Information given:
━━━━━━━━
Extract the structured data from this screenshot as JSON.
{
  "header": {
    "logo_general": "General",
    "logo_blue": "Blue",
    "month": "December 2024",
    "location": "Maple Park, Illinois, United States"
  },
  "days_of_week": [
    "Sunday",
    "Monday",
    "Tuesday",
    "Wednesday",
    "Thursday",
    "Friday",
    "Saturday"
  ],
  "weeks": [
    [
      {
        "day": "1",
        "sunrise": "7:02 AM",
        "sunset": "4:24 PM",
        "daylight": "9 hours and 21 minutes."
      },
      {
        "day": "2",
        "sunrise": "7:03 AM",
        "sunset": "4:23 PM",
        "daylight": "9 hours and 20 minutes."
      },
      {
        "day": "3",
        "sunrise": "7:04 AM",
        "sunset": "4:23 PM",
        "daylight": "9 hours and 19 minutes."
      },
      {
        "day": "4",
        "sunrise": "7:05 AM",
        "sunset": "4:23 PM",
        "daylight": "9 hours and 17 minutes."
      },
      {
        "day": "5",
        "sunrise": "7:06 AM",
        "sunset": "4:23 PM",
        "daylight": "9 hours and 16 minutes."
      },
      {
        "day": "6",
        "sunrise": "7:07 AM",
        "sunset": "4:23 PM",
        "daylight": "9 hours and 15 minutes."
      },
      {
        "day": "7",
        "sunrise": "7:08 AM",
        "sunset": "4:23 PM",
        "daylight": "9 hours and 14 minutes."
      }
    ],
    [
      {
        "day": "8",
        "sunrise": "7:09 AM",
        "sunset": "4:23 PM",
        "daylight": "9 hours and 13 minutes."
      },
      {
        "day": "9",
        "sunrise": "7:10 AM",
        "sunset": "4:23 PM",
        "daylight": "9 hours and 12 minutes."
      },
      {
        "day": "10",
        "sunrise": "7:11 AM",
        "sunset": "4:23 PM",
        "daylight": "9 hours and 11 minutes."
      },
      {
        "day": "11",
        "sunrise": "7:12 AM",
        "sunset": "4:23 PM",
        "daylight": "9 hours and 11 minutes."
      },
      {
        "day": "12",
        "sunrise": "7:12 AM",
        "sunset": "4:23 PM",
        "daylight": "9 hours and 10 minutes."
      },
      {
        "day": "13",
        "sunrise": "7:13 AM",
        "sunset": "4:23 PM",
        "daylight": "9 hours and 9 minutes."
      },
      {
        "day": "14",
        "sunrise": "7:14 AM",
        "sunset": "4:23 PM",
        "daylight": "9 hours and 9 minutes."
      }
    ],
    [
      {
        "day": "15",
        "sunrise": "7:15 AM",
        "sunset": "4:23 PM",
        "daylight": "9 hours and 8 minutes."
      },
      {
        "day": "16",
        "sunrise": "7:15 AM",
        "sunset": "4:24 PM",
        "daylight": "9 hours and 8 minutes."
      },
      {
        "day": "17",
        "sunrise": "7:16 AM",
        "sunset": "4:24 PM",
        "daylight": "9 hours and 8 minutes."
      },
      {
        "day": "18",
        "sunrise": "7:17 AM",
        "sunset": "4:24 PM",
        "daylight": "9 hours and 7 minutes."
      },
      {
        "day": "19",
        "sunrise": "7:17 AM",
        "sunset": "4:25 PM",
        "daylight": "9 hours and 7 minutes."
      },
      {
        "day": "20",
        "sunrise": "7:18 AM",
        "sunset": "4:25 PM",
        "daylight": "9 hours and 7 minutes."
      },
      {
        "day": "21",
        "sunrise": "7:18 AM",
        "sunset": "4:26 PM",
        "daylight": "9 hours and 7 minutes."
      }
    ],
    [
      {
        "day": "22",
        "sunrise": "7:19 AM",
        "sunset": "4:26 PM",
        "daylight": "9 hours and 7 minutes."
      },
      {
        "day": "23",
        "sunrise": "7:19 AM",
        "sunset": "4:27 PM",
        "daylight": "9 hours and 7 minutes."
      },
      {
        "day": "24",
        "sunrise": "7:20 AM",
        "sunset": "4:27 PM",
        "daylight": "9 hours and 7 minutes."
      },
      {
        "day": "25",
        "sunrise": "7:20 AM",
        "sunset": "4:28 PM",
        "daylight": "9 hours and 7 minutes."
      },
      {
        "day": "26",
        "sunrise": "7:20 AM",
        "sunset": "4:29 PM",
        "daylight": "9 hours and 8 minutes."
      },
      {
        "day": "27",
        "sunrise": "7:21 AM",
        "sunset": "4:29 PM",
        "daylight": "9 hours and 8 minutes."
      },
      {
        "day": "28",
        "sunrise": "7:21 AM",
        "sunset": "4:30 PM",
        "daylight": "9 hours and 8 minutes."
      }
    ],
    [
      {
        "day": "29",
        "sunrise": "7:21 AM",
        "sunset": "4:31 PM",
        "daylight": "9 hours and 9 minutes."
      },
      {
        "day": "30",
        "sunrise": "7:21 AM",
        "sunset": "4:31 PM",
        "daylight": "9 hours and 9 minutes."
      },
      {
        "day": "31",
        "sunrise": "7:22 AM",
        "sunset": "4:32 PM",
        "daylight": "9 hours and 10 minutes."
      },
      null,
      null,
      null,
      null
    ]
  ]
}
━━━━━━━━
Written instruction: Return every record above exactly as it appears.

The solution:
Extract the structured data from this screenshot as JSON.
{
  "header": {
    "logo_general": "General",
    "logo_blue": "Blue",
    "month": "December 2024",
    "location": "Maple Park, Illinois, United States"
  },
  "days_of_week": [
    "Sunday",
    "Monday",
    "Tuesday",
    "Wednesday",
    "Thursday",
    "Friday",
    "Saturday"
  ],
  "weeks": [
    [
      {
        "day": "1",
        "sunrise": "7:02 AM",
        "sunset": "4:24 PM",
        "daylight": "9 hours and 21 minutes."
      },
      {
        "day": "2",
        "sunrise": "7:03 AM",
        "sunset": "4:23 PM",
        "daylight": "9 hours and 20 minutes."
      },
      {
        "day": "3",
        "sunrise": "7:04 AM",
        "sunset": "4:23 PM",
        "daylight": "9 hours and 19 minutes."
      },
      {
        "day": "4",
        "sunrise": "7:05 AM",
        "sunset": "4:23 PM",
        "daylight": "9 hours and 17 minutes."
      },
      {
        "day": "5",
        "sunrise": "7:06 AM",
        "sunset": "4:23 PM",
        "daylight": "9 hours and 16 minutes."
      },
      {
        "day": "6",
        "sunrise": "7:07 AM",
        "sunset": "4:23 PM",
        "daylight": "9 hours and 15 minutes."
      },
      {
        "day": "7",
        "sunrise": "7:08 AM",
        "sunset": "4:23 PM",
        "daylight": "9 hours and 14 minutes."
      }
    ],
    [
      {
        "day": "8",
        "sunrise": "7:09 AM",
        "sunset": "4:23 PM",
        "daylight": "9 hours and 13 minutes."
      },
      {
        "day": "9",
        "sunrise": "7:10 AM",
        "sunset": "4:23 PM",
        "daylight": "9 hours and 12 minutes."
      },
      {
        "day": "10",
        "sunrise": "7:11 AM",
        "sunset": "4:23 PM",
        "daylight": "9 hours and 11 minutes."
      },
      {
        "day": "11",
        "sunrise": "7:12 AM",
        "sunset": "4:23 PM",
        "daylight": "9 hours and 11 minutes."
      },
      {
        "day": "12",
        "sunrise": "7:12 AM",
        "sunset": "4:23 PM",
        "daylight": "9 hours and 10 minutes."
      },
      {
        "day": "13",
        "sunrise": "7:13 AM",
        "sunset": "4:23 PM",
        "daylight": "9 hours and 9 minutes."
      },
      {
        "day": "14",
        "sunrise": "7:14 AM",
        "sunset": "4:23 PM",
        "daylight": "9 hours and 9 minutes."
      }
    ],
    [
      {
        "day": "15",
        "sunrise": "7:15 AM",
        "sunset": "4:23 PM",
        "daylight": "9 hours and 8 minutes."
      },
      {
        "day": "16",
        "sunrise": "7:15 AM",
        "sunset": "4:24 PM",
        "daylight": "9 hours and 8 minutes."
      },
      {
        "day": "17",
        "sunrise": "7:16 AM",
        "sunset": "4:24 PM",
        "daylight": "9 hours and 8 minutes."
      },
      {
        "day": "18",
        "sunrise": "7:17 AM",
        "sunset": "4:24 PM",
        "daylight": "9 hours and 7 minutes."
      },
      {
        "day": "19",
        "sunrise": "7:17 AM",
        "sunset": "4:25 PM",
        "daylight": "9 hours and 7 minutes."
      },
      {
        "day": "20",
        "sunrise": "7:18 AM",
        "sunset": "4:25 PM",
        "daylight": "9 hours and 7 minutes."
      },
      {
        "day": "21",
        "sunrise": "7:18 AM",
        "sunset": "4:26 PM",
        "daylight": "9 hours and 7 minutes."
      }
    ],
    [
      {
        "day": "22",
        "sunrise": "7:19 AM",
        "sunset": "4:26 PM",
        "daylight": "9 hours and 7 minutes."
      },
      {
        "day": "23",
        "sunrise": "7:19 AM",
        "sunset": "4:27 PM",
        "daylight": "9 hours and 7 minutes."
      },
      {
        "day": "24",
        "sunrise": "7:20 AM",
        "sunset": "4:27 PM",
        "daylight": "9 hours and 7 minutes."
      },
      {
        "day": "25",
        "sunrise": "7:20 AM",
        "sunset": "4:28 PM",
        "daylight": "9 hours and 7 minutes."
      },
      {
        "day": "26",
        "sunrise": "7:20 AM",
        "sunset": "4:29 PM",
        "daylight": "9 hours and 8 minutes."
      },
      {
        "day": "27",
        "sunrise": "7:21 AM",
        "sunset": "4:29 PM",
        "daylight": "9 hours and 8 minutes."
      },
      {
        "day": "28",
        "sunrise": "7:21 AM",
        "sunset": "4:30 PM",
        "daylight": "9 hours and 8 minutes."
      }
    ],
    [
      {
        "day": "29",
        "sunrise": "7:21 AM",
        "sunset": "4:31 PM",
        "daylight": "9 hours and 9 minutes."
      },
      {
        "day": "30",
        "sunrise": "7:21 AM",
        "sunset": "4:31 PM",
        "daylight": "9 hours and 9 minutes."
      },
      {
        "day": "31",
        "sunrise": "7:22 AM",
        "sunset": "4:32 PM",
        "daylight": "9 hours and 10 minutes."
      },
      null,
      null,
      null,
      null
    ]
  ]
}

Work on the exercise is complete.